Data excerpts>
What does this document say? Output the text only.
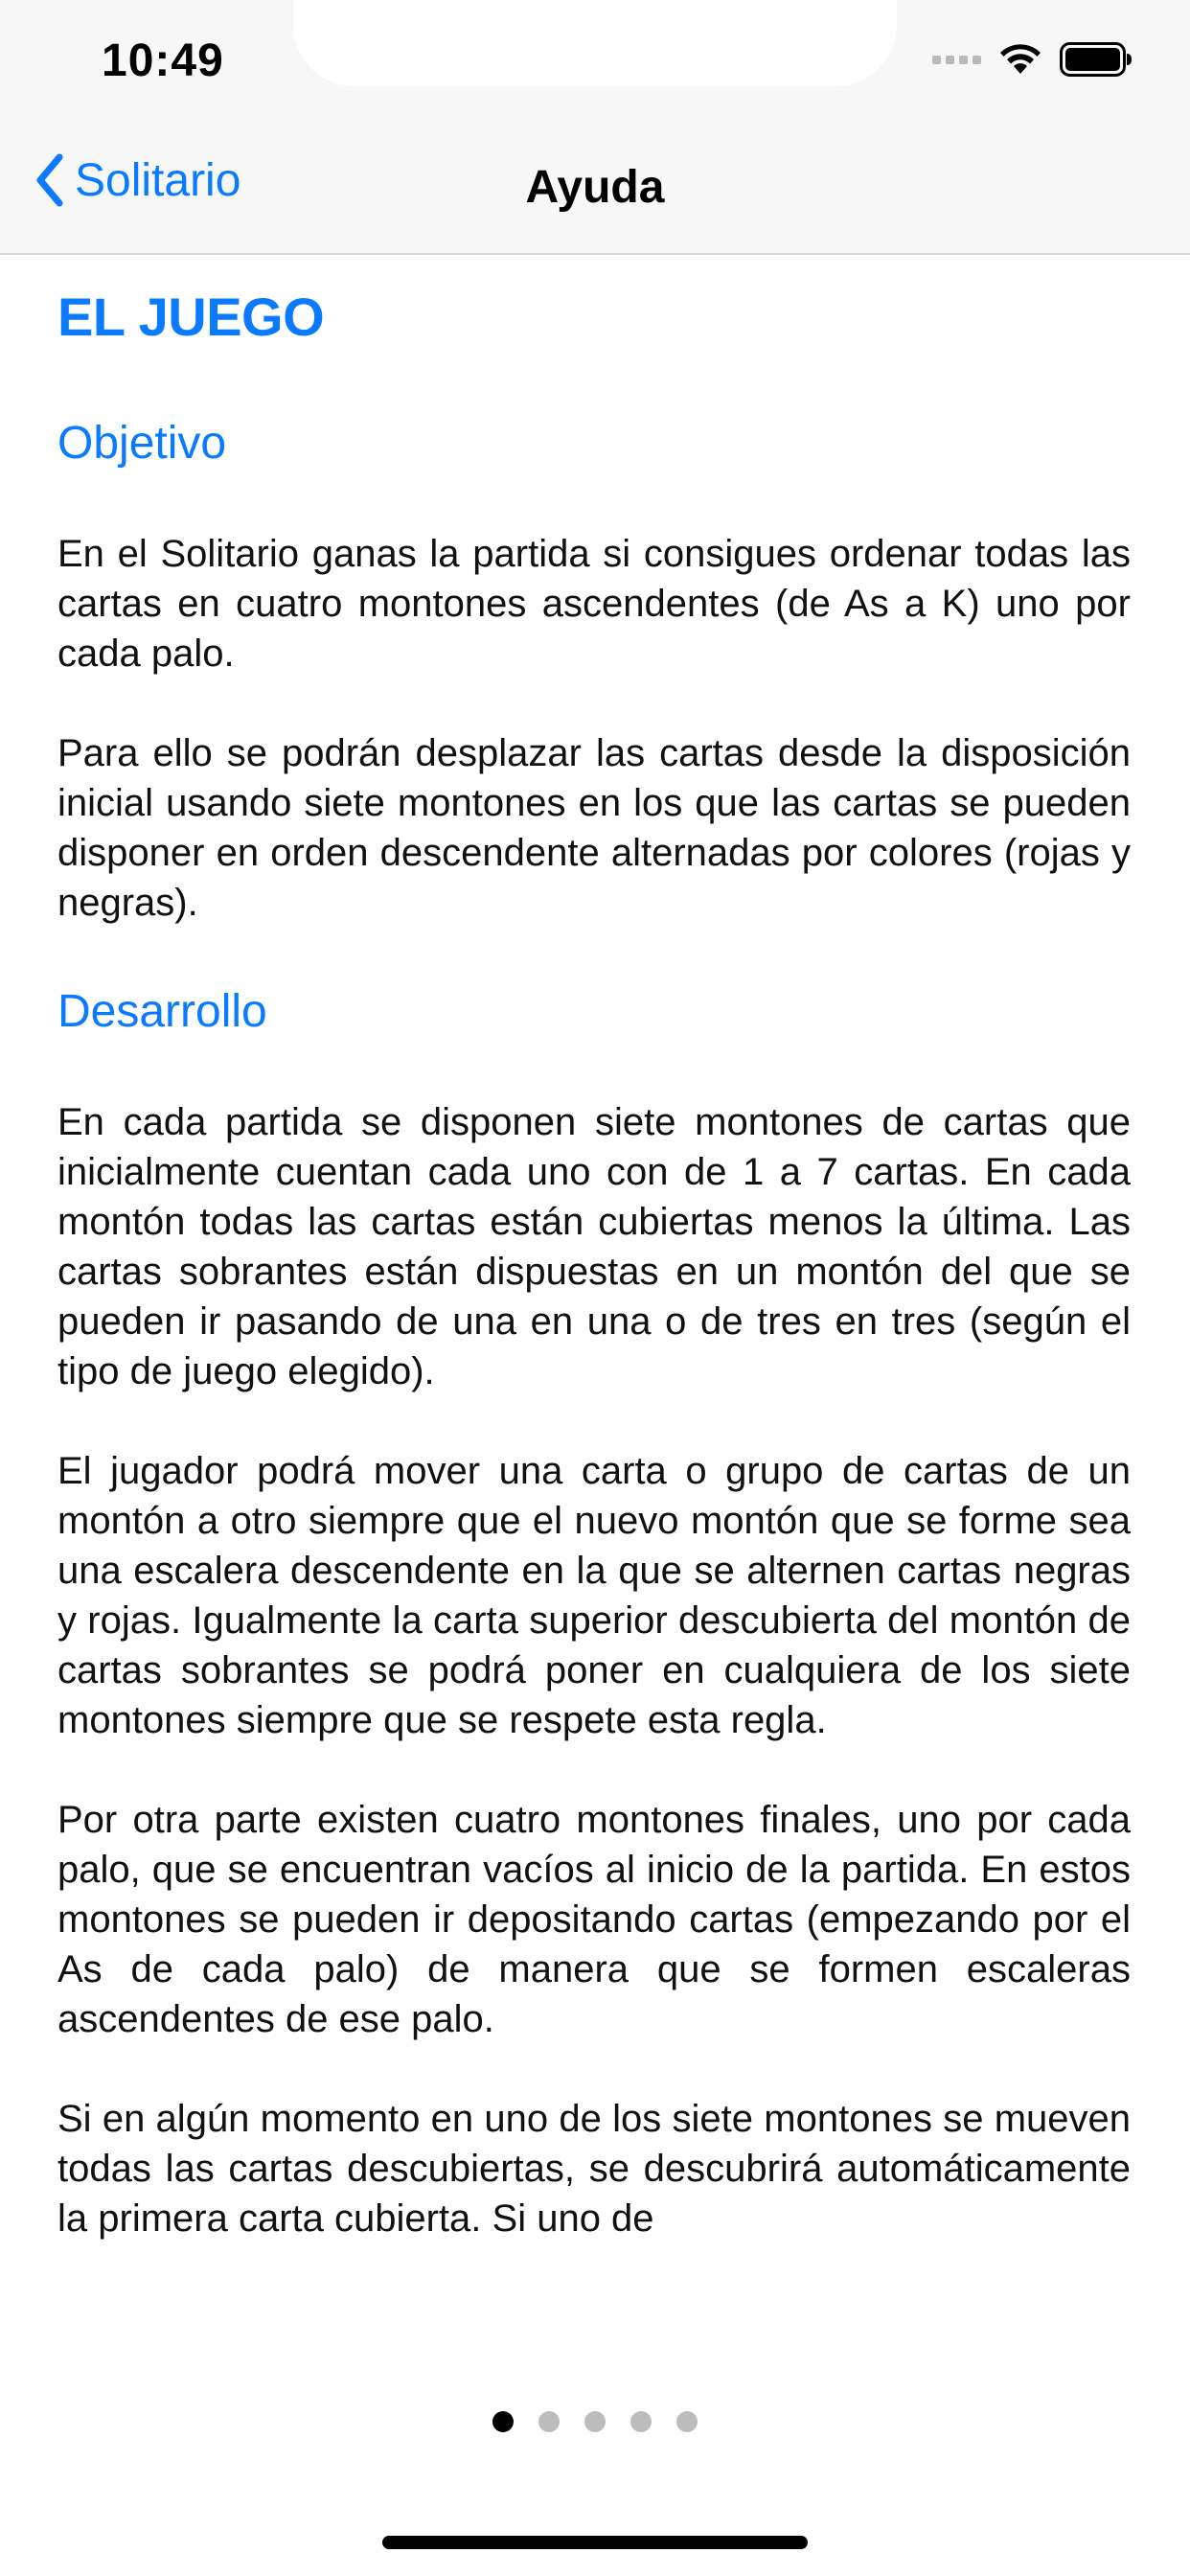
10:49
Solitario	Ayuda
EL JUEGO
Objetivo

En el Solitario ganas la partida si consigues ordenar todas las cartas en cuatro montones ascendentes (de As a K) uno por cada palo.

Para ello se podrán desplazar las cartas desde la disposición inicial usando siete montones en los que las cartas se pueden disponer en orden descendente alternadas por colores (rojas y negras).

Desarrollo

En cada partida se disponen siete montones de cartas que inicialmente cuentan cada uno con de 1 a 7 cartas. En cada montón todas las cartas están cubiertas menos la última. Las cartas sobrantes están dispuestas en un montón del que se pueden ir pasando de una en una o de tres en tres (según el tipo de juego elegido).

El jugador podrá mover una carta o grupo de cartas de un montón a otro siempre que el nuevo montón que se forme sea una escalera descendente en la que se alternen cartas negras y rojas. Igualmente la carta superior descubierta del montón de cartas sobrantes se podrá poner en cualquiera de los siete montones siempre que se respete esta regla.

Por otra parte existen cuatro montones finales, uno por cada palo, que se encuentran vacíos al inicio de la partida. En estos montones se pueden ir depositando cartas (empezando por el As de cada palo) de manera que se formen escaleras ascendentes de ese palo.

Si en algún momento en uno de los siete montones se mueven todas las cartas descubiertas, se descubrirá automáticamente la primera carta cubierta. Si uno de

Stated task>
In the entries above, locate every line with the word "ascendentes" and copy it.

Solution for this exercise>
En el Solitario ganas la partida si consigues ordenar todas las cartas en cuatro montones ascendentes (de As a K) uno por cada palo.
Por otra parte existen cuatro montones finales, uno por cada palo, que se encuentran vacíos al inicio de la partida. En estos montones se pueden ir depositando cartas (empezando por el As de cada palo) de manera que se formen escaleras ascendentes de ese palo.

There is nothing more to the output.